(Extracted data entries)
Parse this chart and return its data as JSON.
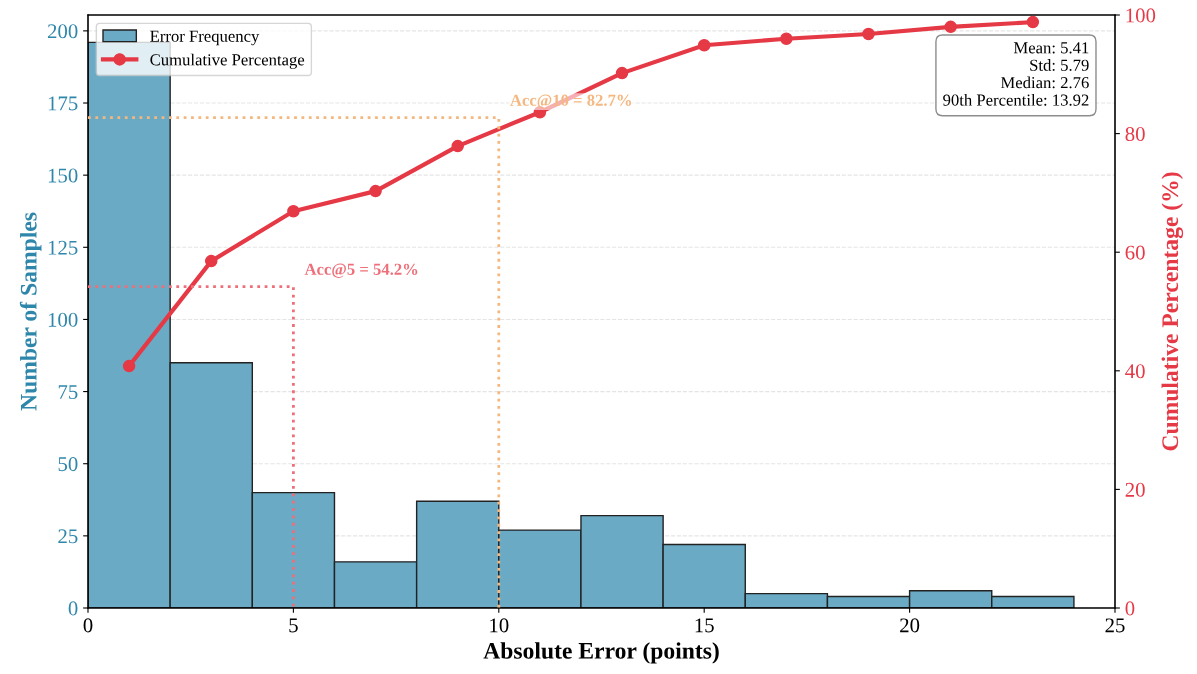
{
  "chart_data": {
    "type": "histogram",
    "xlabel": "Absolute Error (points)",
    "ylabel": "Number of Samples",
    "y2label": "Cumulative Percentage (%)",
    "bins": [
      0,
      2,
      4,
      6,
      8,
      10,
      12,
      14,
      16,
      18,
      20,
      22,
      24
    ],
    "series": [
      {
        "name": "Error Frequency",
        "color": "#6aaac4",
        "values": [
          196,
          85,
          40,
          16,
          37,
          27,
          32,
          22,
          5,
          4,
          6,
          4
        ]
      },
      {
        "name": "Cumulative Percentage",
        "type": "line",
        "axis": "y2",
        "color": "#e63946",
        "marker": "circle",
        "line_style": "solid",
        "x": [
          1,
          3,
          5,
          7,
          9,
          11,
          13,
          15,
          17,
          19,
          21,
          23
        ],
        "values": [
          40.8,
          58.5,
          66.9,
          70.3,
          77.9,
          83.6,
          90.2,
          94.9,
          96.0,
          96.8,
          98.0,
          98.8
        ]
      },
      {
        "type": "line",
        "axis": "y2",
        "color": "#ee6f79",
        "line_style": "dotted",
        "x": [
          0,
          5,
          5
        ],
        "values": [
          54.2,
          54.2,
          0
        ]
      },
      {
        "type": "line",
        "axis": "y2",
        "color": "#f4b77f",
        "line_style": "dotted",
        "x": [
          0,
          10,
          10
        ],
        "values": [
          82.7,
          82.7,
          0
        ]
      }
    ],
    "xlim": [
      0,
      25
    ],
    "xticks": [
      0,
      5,
      10,
      15,
      20,
      25
    ],
    "ylim": [
      0,
      205.5
    ],
    "yticks": [
      0,
      25,
      50,
      75,
      100,
      125,
      150,
      175,
      200
    ],
    "y2lim": [
      0,
      100
    ],
    "y2ticks": [
      0,
      20,
      40,
      60,
      80,
      100
    ],
    "grid": "y",
    "legend": "top left",
    "annotations": [
      "Acc@5 = 54.2%",
      "Acc@10 = 82.7%",
      "Mean: 5.41\nStd: 5.79\nMedian: 2.76\n90th Percentile: 13.92"
    ]
  }
}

- Exercise prompt -
All entries must be written out again exactly as given, with no pictures in the copy.

- Answer to the problem -
Parse this chart and return its data as JSON.
{
  "chart_data": {
    "type": "histogram",
    "xlabel": "Absolute Error (points)",
    "ylabel": "Number of Samples",
    "y2label": "Cumulative Percentage (%)",
    "bins": [
      0,
      2,
      4,
      6,
      8,
      10,
      12,
      14,
      16,
      18,
      20,
      22,
      24
    ],
    "series": [
      {
        "name": "Error Frequency",
        "color": "#6aaac4",
        "values": [
          196,
          85,
          40,
          16,
          37,
          27,
          32,
          22,
          5,
          4,
          6,
          4
        ]
      },
      {
        "name": "Cumulative Percentage",
        "type": "line",
        "axis": "y2",
        "color": "#e63946",
        "marker": "circle",
        "line_style": "solid",
        "x": [
          1,
          3,
          5,
          7,
          9,
          11,
          13,
          15,
          17,
          19,
          21,
          23
        ],
        "values": [
          40.8,
          58.5,
          66.9,
          70.3,
          77.9,
          83.6,
          90.2,
          94.9,
          96.0,
          96.8,
          98.0,
          98.8
        ]
      },
      {
        "type": "line",
        "axis": "y2",
        "color": "#ee6f79",
        "line_style": "dotted",
        "x": [
          0,
          5,
          5
        ],
        "values": [
          54.2,
          54.2,
          0
        ]
      },
      {
        "type": "line",
        "axis": "y2",
        "color": "#f4b77f",
        "line_style": "dotted",
        "x": [
          0,
          10,
          10
        ],
        "values": [
          82.7,
          82.7,
          0
        ]
      }
    ],
    "xlim": [
      0,
      25
    ],
    "xticks": [
      0,
      5,
      10,
      15,
      20,
      25
    ],
    "ylim": [
      0,
      205.5
    ],
    "yticks": [
      0,
      25,
      50,
      75,
      100,
      125,
      150,
      175,
      200
    ],
    "y2lim": [
      0,
      100
    ],
    "y2ticks": [
      0,
      20,
      40,
      60,
      80,
      100
    ],
    "grid": "y",
    "legend": "top left",
    "annotations": [
      "Acc@5 = 54.2%",
      "Acc@10 = 82.7%",
      "Mean: 5.41\nStd: 5.79\nMedian: 2.76\n90th Percentile: 13.92"
    ]
  }
}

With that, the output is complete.